**WHAT YOU NEED TO DO**
Go through the data below. Pull out every line that has the word "wolna".

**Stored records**
——————————
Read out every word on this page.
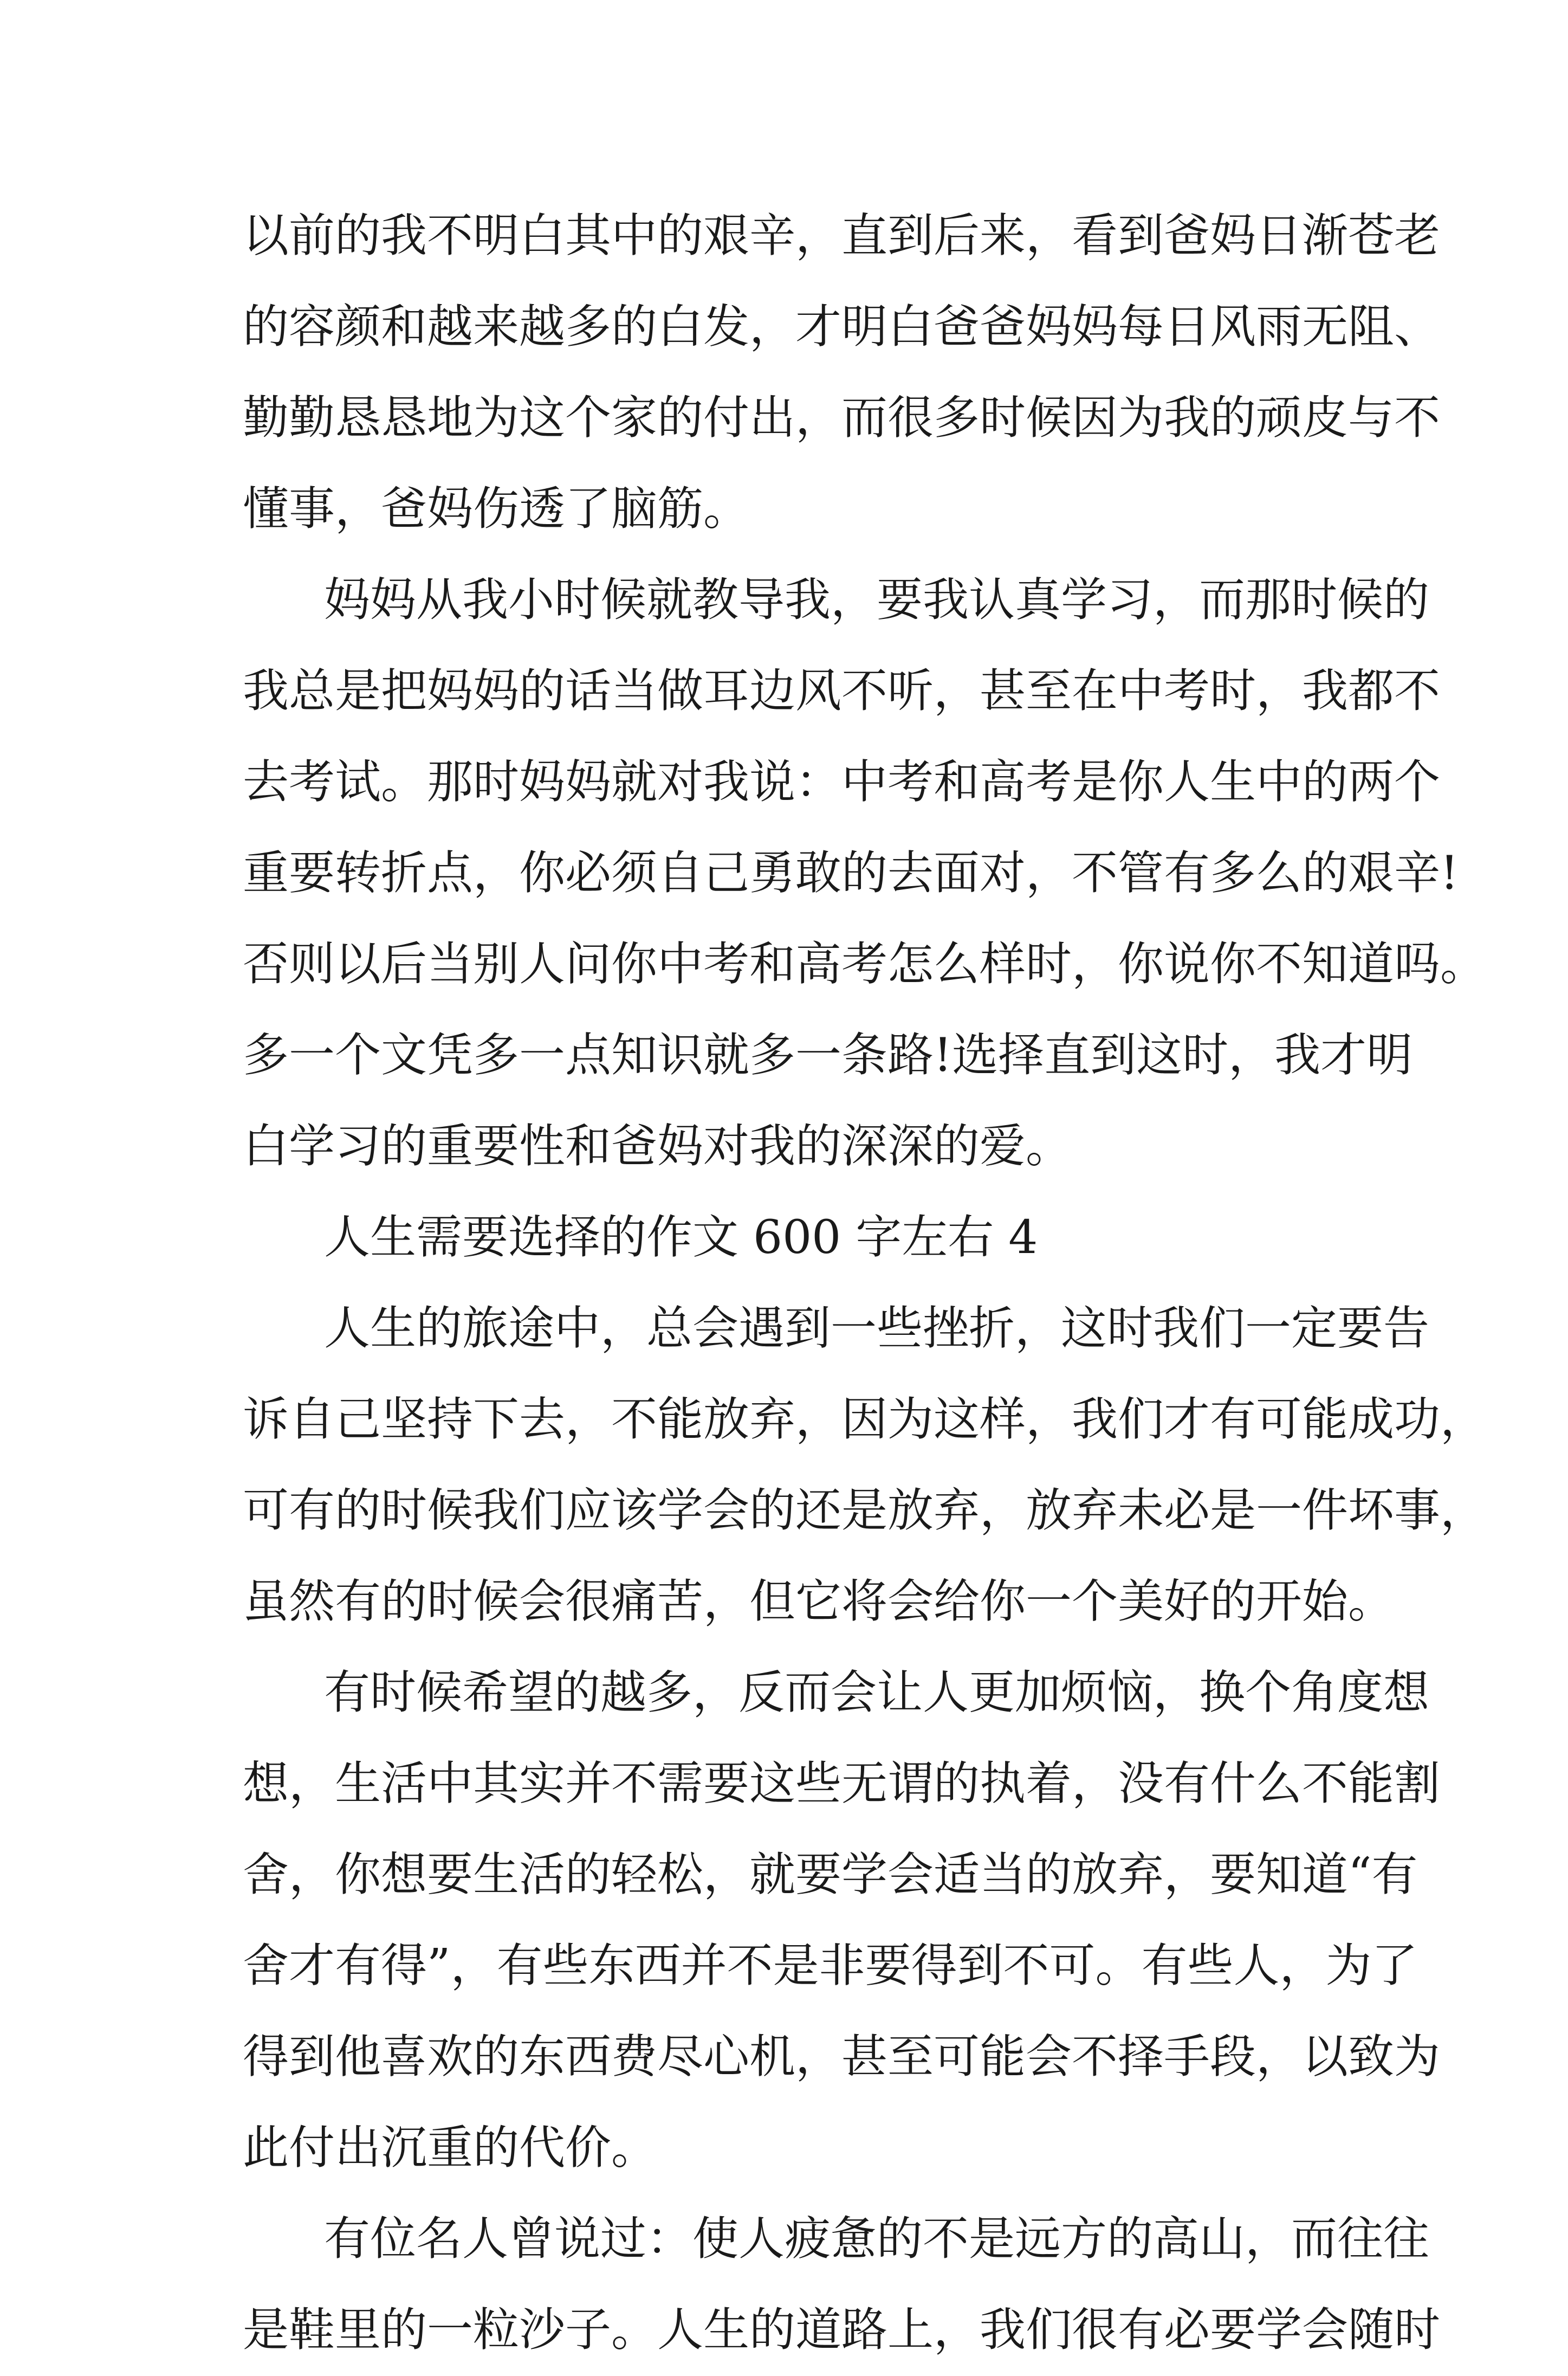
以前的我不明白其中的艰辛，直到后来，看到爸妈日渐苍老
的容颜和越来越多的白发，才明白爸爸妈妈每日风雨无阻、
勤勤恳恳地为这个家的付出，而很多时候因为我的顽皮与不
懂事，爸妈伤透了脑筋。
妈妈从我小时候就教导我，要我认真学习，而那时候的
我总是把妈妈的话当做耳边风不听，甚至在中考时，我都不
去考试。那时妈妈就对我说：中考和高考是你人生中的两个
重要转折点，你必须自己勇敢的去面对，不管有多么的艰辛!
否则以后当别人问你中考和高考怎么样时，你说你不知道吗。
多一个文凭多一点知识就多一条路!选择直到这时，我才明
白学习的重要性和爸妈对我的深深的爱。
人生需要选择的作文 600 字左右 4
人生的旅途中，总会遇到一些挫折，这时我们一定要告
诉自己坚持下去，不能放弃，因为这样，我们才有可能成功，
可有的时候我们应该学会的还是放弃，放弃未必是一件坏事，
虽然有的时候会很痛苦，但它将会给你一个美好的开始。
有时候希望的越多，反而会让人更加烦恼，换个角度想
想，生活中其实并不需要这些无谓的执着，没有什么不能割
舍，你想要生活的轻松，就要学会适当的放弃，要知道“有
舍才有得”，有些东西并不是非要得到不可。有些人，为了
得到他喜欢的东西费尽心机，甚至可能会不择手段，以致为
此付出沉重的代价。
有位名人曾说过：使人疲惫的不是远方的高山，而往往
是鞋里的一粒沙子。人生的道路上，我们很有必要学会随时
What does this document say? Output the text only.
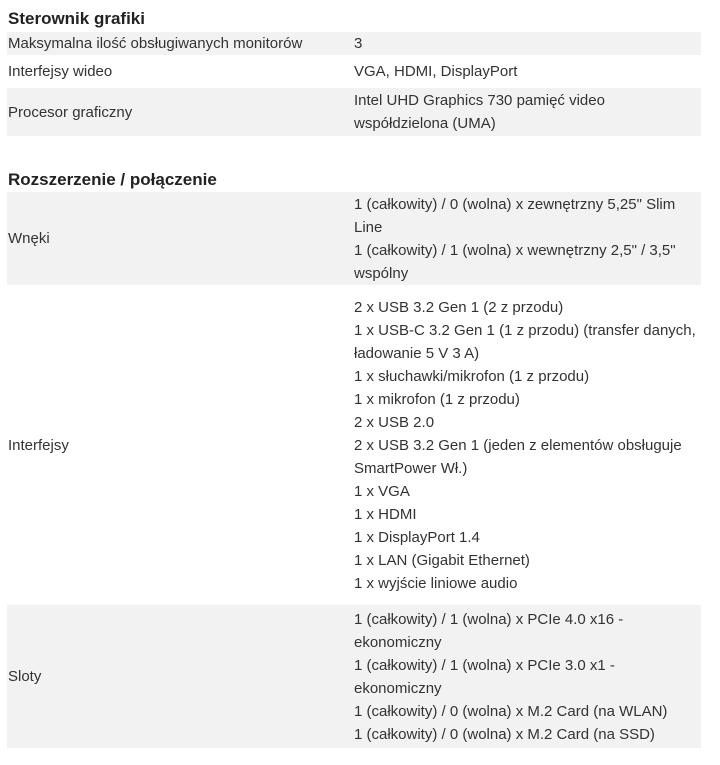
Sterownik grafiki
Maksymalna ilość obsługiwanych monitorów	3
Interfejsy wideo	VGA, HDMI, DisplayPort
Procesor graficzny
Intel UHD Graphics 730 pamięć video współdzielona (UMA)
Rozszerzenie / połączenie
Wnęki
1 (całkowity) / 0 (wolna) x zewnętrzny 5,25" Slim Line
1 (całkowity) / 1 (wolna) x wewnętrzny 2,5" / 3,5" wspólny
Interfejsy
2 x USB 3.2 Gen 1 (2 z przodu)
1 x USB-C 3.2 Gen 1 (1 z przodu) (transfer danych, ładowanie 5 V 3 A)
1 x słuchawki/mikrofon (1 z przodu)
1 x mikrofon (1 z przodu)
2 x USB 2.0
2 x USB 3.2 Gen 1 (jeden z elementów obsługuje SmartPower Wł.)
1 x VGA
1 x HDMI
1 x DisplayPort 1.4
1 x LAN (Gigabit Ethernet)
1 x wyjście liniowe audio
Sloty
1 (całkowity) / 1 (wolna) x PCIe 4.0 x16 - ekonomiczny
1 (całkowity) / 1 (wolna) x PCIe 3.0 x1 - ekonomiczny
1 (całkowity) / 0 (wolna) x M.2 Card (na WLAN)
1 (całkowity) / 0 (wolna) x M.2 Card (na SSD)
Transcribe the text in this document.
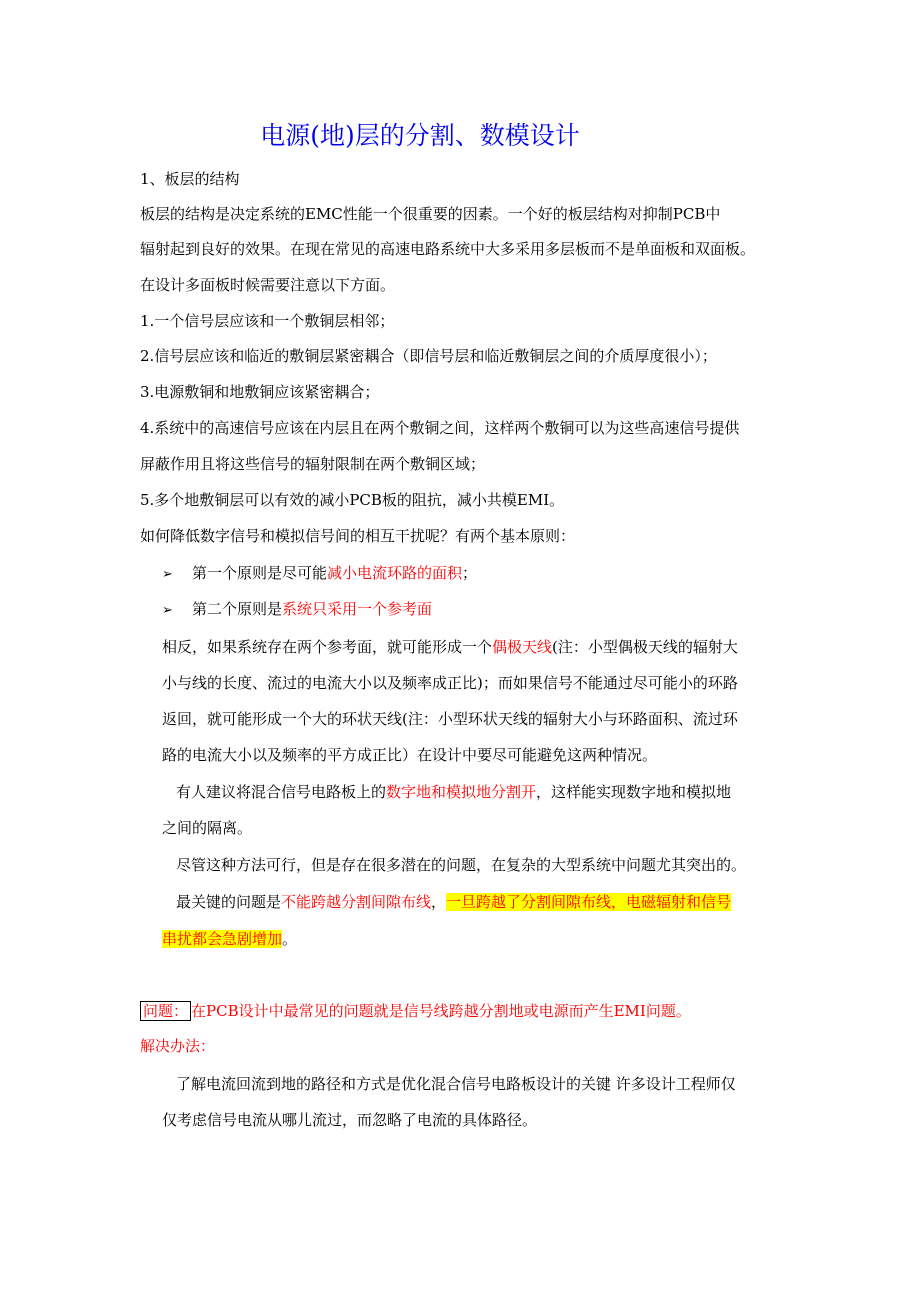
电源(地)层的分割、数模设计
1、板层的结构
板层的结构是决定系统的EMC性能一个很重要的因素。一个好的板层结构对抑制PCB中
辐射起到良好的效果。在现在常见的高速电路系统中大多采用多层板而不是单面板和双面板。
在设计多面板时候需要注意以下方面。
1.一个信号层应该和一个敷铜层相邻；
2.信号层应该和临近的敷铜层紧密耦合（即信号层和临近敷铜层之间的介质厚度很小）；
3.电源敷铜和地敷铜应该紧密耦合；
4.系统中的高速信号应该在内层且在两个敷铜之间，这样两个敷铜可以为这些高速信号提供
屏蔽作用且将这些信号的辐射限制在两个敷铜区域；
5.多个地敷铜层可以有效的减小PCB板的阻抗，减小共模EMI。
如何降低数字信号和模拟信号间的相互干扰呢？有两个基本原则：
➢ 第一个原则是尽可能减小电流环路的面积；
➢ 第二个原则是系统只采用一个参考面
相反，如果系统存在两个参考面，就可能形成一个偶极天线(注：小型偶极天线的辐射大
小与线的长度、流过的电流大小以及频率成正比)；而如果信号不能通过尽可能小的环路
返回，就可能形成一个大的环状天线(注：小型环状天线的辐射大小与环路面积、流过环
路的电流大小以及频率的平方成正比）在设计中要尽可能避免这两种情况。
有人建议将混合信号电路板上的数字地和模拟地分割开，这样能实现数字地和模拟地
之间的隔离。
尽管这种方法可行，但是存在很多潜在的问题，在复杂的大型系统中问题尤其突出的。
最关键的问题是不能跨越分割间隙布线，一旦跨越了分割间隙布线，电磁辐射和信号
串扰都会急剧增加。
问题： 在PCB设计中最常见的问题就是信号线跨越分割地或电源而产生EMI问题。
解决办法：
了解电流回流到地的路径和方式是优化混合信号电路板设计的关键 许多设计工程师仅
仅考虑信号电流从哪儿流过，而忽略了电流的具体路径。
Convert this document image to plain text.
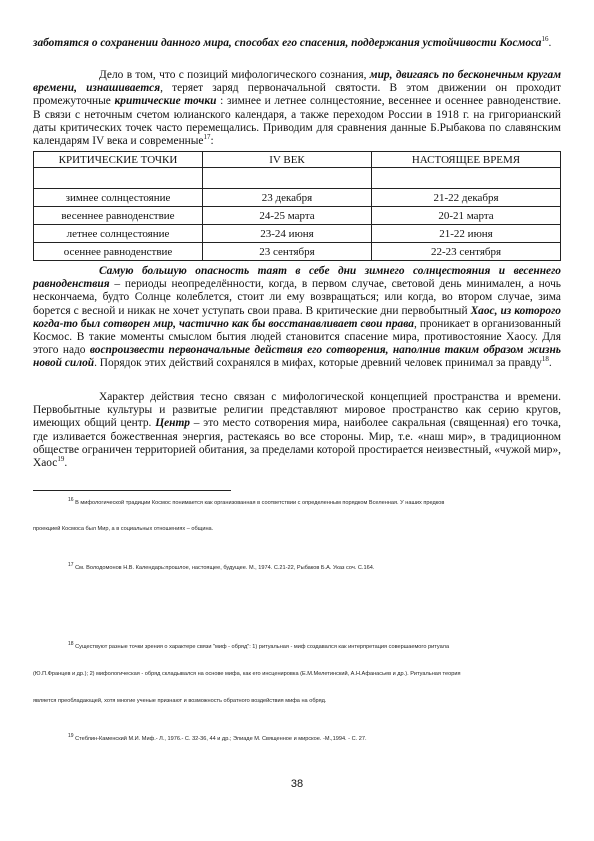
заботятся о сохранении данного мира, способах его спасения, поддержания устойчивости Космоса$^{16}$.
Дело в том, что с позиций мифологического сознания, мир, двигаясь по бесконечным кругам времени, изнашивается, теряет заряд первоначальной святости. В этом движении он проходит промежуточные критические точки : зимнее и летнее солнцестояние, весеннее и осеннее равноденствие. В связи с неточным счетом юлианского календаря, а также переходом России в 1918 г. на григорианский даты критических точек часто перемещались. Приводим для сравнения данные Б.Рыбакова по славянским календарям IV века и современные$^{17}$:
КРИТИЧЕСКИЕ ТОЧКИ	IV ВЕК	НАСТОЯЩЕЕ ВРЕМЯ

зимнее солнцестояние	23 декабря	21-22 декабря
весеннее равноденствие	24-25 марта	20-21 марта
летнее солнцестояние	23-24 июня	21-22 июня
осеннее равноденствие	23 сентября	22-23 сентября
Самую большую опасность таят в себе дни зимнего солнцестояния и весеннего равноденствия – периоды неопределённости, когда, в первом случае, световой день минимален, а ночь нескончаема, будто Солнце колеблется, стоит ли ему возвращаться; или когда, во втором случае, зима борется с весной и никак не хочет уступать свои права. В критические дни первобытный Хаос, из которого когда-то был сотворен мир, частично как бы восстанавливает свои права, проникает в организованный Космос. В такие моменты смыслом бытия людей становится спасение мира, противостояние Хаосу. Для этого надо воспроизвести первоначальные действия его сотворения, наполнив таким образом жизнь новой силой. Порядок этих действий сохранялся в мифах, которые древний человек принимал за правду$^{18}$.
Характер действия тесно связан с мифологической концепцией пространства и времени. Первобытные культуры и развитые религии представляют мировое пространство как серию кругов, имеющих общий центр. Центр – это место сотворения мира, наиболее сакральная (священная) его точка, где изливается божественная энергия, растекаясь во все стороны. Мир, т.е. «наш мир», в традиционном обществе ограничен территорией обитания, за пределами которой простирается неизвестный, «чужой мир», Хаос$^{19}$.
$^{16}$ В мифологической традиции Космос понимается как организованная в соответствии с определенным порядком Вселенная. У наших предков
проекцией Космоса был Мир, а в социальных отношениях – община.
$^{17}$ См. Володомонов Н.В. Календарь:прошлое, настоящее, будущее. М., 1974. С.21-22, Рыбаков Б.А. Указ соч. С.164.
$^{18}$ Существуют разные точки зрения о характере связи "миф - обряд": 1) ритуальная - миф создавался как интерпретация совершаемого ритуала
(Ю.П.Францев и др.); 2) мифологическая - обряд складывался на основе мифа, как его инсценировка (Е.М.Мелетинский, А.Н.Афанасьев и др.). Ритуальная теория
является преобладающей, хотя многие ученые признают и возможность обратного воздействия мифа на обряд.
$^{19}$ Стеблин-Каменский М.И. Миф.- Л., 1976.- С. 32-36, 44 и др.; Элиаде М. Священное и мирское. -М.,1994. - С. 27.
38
——————————
**OUTPUT OF THE EXERCISE**
1 (całkowity) / 0 (wolna) x zewnętrzny 5,25" Slim Line
1 (całkowity) / 1 (wolna) x wewnętrzny 2,5" / 3,5" wspólny
1 (całkowity) / 1 (wolna) x PCIe 4.0 x16 - ekonomiczny
1 (całkowity) / 1 (wolna) x PCIe 3.0 x1 - ekonomiczny
1 (całkowity) / 0 (wolna) x M.2 Card (na WLAN)
1 (całkowity) / 0 (wolna) x M.2 Card (na SSD)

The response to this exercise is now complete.